* _MATERIAL FOR THIS TASK_
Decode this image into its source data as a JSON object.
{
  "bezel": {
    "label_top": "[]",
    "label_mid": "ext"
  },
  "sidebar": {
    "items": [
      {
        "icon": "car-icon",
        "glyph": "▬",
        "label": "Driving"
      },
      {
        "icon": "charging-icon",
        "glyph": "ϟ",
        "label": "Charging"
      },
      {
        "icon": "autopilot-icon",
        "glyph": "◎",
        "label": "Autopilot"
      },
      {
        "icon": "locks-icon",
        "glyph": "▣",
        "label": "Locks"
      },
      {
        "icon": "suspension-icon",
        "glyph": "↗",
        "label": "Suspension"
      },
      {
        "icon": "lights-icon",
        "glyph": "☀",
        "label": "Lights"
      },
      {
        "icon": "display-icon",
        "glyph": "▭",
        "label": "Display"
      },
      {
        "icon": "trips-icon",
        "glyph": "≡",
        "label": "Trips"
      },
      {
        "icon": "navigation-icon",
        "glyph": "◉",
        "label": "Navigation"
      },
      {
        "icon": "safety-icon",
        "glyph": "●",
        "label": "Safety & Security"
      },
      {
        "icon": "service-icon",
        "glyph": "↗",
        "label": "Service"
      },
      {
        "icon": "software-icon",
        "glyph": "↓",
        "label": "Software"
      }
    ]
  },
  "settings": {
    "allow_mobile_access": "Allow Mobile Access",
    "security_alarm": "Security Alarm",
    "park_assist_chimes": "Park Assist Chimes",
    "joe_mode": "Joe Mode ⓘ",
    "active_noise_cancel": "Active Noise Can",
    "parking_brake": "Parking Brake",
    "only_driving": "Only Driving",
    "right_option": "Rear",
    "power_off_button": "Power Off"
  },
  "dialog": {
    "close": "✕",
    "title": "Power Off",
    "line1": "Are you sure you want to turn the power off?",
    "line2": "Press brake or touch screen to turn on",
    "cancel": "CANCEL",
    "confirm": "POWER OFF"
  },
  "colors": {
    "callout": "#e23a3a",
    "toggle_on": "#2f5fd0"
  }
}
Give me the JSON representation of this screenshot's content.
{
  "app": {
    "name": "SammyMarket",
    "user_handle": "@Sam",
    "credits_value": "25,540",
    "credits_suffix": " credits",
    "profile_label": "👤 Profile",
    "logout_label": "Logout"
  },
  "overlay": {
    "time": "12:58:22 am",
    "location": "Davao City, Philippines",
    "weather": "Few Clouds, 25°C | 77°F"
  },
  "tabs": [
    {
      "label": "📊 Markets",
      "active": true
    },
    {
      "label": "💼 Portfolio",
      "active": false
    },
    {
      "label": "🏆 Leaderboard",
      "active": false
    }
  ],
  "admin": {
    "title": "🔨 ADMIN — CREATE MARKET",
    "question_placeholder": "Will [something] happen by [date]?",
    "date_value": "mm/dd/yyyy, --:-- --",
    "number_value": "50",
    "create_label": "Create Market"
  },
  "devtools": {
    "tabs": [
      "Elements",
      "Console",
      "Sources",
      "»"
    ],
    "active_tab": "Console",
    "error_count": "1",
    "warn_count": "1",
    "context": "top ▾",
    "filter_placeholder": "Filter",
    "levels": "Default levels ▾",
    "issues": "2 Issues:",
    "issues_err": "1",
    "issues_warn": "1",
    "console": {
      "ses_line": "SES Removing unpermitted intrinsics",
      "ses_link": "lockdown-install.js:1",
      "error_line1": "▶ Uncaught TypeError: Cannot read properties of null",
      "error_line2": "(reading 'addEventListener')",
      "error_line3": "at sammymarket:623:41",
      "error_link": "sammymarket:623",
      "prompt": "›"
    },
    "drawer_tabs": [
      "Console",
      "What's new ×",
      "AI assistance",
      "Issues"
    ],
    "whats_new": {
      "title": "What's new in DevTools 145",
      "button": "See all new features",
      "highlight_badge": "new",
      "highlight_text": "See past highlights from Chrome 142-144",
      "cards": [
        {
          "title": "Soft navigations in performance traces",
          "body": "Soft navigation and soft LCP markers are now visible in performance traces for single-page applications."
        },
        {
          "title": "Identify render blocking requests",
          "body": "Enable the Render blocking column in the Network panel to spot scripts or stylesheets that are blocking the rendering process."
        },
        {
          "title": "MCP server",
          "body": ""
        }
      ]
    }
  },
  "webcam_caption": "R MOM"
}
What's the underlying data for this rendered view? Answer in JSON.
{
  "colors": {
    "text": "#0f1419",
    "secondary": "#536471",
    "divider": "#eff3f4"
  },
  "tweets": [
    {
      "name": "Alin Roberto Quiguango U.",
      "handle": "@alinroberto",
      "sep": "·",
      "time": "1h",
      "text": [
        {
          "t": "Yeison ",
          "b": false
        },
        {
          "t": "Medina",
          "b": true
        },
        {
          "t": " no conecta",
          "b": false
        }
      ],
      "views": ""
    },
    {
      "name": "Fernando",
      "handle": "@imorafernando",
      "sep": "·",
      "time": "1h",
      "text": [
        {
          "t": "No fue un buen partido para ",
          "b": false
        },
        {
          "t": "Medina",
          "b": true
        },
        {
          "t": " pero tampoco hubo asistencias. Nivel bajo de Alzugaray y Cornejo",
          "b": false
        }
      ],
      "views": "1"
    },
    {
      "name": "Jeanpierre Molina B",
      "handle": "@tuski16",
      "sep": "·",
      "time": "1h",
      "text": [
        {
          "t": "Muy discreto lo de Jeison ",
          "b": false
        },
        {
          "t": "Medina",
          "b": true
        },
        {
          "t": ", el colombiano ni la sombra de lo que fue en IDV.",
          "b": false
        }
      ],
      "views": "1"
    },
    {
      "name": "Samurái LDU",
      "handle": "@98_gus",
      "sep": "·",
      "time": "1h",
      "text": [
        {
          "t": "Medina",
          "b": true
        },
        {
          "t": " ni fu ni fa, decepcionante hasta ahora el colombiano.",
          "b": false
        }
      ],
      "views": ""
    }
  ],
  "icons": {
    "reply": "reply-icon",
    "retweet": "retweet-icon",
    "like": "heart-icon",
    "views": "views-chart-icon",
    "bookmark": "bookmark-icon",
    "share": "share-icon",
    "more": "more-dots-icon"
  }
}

* _WHAT NEEDS TO BE DONE_
Please restate the records in full, word for word.

* _FULL SOLUTION_
Decode this image into its source data as a JSON object.
{
  "bezel": {
    "label_top": "[]",
    "label_mid": "ext"
  },
  "sidebar": {
    "items": [
      {
        "icon": "car-icon",
        "glyph": "▬",
        "label": "Driving"
      },
      {
        "icon": "charging-icon",
        "glyph": "ϟ",
        "label": "Charging"
      },
      {
        "icon": "autopilot-icon",
        "glyph": "◎",
        "label": "Autopilot"
      },
      {
        "icon": "locks-icon",
        "glyph": "▣",
        "label": "Locks"
      },
      {
        "icon": "suspension-icon",
        "glyph": "↗",
        "label": "Suspension"
      },
      {
        "icon": "lights-icon",
        "glyph": "☀",
        "label": "Lights"
      },
      {
        "icon": "display-icon",
        "glyph": "▭",
        "label": "Display"
      },
      {
        "icon": "trips-icon",
        "glyph": "≡",
        "label": "Trips"
      },
      {
        "icon": "navigation-icon",
        "glyph": "◉",
        "label": "Navigation"
      },
      {
        "icon": "safety-icon",
        "glyph": "●",
        "label": "Safety & Security"
      },
      {
        "icon": "service-icon",
        "glyph": "↗",
        "label": "Service"
      },
      {
        "icon": "software-icon",
        "glyph": "↓",
        "label": "Software"
      }
    ]
  },
  "settings": {
    "allow_mobile_access": "Allow Mobile Access",
    "security_alarm": "Security Alarm",
    "park_assist_chimes": "Park Assist Chimes",
    "joe_mode": "Joe Mode ⓘ",
    "active_noise_cancel": "Active Noise Can",
    "parking_brake": "Parking Brake",
    "only_driving": "Only Driving",
    "right_option": "Rear",
    "power_off_button": "Power Off"
  },
  "dialog": {
    "close": "✕",
    "title": "Power Off",
    "line1": "Are you sure you want to turn the power off?",
    "line2": "Press brake or touch screen to turn on",
    "cancel": "CANCEL",
    "confirm": "POWER OFF"
  },
  "colors": {
    "callout": "#e23a3a",
    "toggle_on": "#2f5fd0"
  }
}
Give me the JSON representation of this screenshot's content.
{
  "app": {
    "name": "SammyMarket",
    "user_handle": "@Sam",
    "credits_value": "25,540",
    "credits_suffix": " credits",
    "profile_label": "👤 Profile",
    "logout_label": "Logout"
  },
  "overlay": {
    "time": "12:58:22 am",
    "location": "Davao City, Philippines",
    "weather": "Few Clouds, 25°C | 77°F"
  },
  "tabs": [
    {
      "label": "📊 Markets",
      "active": true
    },
    {
      "label": "💼 Portfolio",
      "active": false
    },
    {
      "label": "🏆 Leaderboard",
      "active": false
    }
  ],
  "admin": {
    "title": "🔨 ADMIN — CREATE MARKET",
    "question_placeholder": "Will [something] happen by [date]?",
    "date_value": "mm/dd/yyyy, --:-- --",
    "number_value": "50",
    "create_label": "Create Market"
  },
  "devtools": {
    "tabs": [
      "Elements",
      "Console",
      "Sources",
      "»"
    ],
    "active_tab": "Console",
    "error_count": "1",
    "warn_count": "1",
    "context": "top ▾",
    "filter_placeholder": "Filter",
    "levels": "Default levels ▾",
    "issues": "2 Issues:",
    "issues_err": "1",
    "issues_warn": "1",
    "console": {
      "ses_line": "SES Removing unpermitted intrinsics",
      "ses_link": "lockdown-install.js:1",
      "error_line1": "▶ Uncaught TypeError: Cannot read properties of null",
      "error_line2": "(reading 'addEventListener')",
      "error_line3": "at sammymarket:623:41",
      "error_link": "sammymarket:623",
      "prompt": "›"
    },
    "drawer_tabs": [
      "Console",
      "What's new ×",
      "AI assistance",
      "Issues"
    ],
    "whats_new": {
      "title": "What's new in DevTools 145",
      "button": "See all new features",
      "highlight_badge": "new",
      "highlight_text": "See past highlights from Chrome 142-144",
      "cards": [
        {
          "title": "Soft navigations in performance traces",
          "body": "Soft navigation and soft LCP markers are now visible in performance traces for single-page applications."
        },
        {
          "title": "Identify render blocking requests",
          "body": "Enable the Render blocking column in the Network panel to spot scripts or stylesheets that are blocking the rendering process."
        },
        {
          "title": "MCP server",
          "body": ""
        }
      ]
    }
  },
  "webcam_caption": "R MOM"
}
What's the underlying data for this rendered view? Answer in JSON.
{
  "colors": {
    "text": "#0f1419",
    "secondary": "#536471",
    "divider": "#eff3f4"
  },
  "tweets": [
    {
      "name": "Alin Roberto Quiguango U.",
      "handle": "@alinroberto",
      "sep": "·",
      "time": "1h",
      "text": [
        {
          "t": "Yeison ",
          "b": false
        },
        {
          "t": "Medina",
          "b": true
        },
        {
          "t": " no conecta",
          "b": false
        }
      ],
      "views": ""
    },
    {
      "name": "Fernando",
      "handle": "@imorafernando",
      "sep": "·",
      "time": "1h",
      "text": [
        {
          "t": "No fue un buen partido para ",
          "b": false
        },
        {
          "t": "Medina",
          "b": true
        },
        {
          "t": " pero tampoco hubo asistencias. Nivel bajo de Alzugaray y Cornejo",
          "b": false
        }
      ],
      "views": "1"
    },
    {
      "name": "Jeanpierre Molina B",
      "handle": "@tuski16",
      "sep": "·",
      "time": "1h",
      "text": [
        {
          "t": "Muy discreto lo de Jeison ",
          "b": false
        },
        {
          "t": "Medina",
          "b": true
        },
        {
          "t": ", el colombiano ni la sombra de lo que fue en IDV.",
          "b": false
        }
      ],
      "views": "1"
    },
    {
      "name": "Samurái LDU",
      "handle": "@98_gus",
      "sep": "·",
      "time": "1h",
      "text": [
        {
          "t": "Medina",
          "b": true
        },
        {
          "t": " ni fu ni fa, decepcionante hasta ahora el colombiano.",
          "b": false
        }
      ],
      "views": ""
    }
  ],
  "icons": {
    "reply": "reply-icon",
    "retweet": "retweet-icon",
    "like": "heart-icon",
    "views": "views-chart-icon",
    "bookmark": "bookmark-icon",
    "share": "share-icon",
    "more": "more-dots-icon"
  }
}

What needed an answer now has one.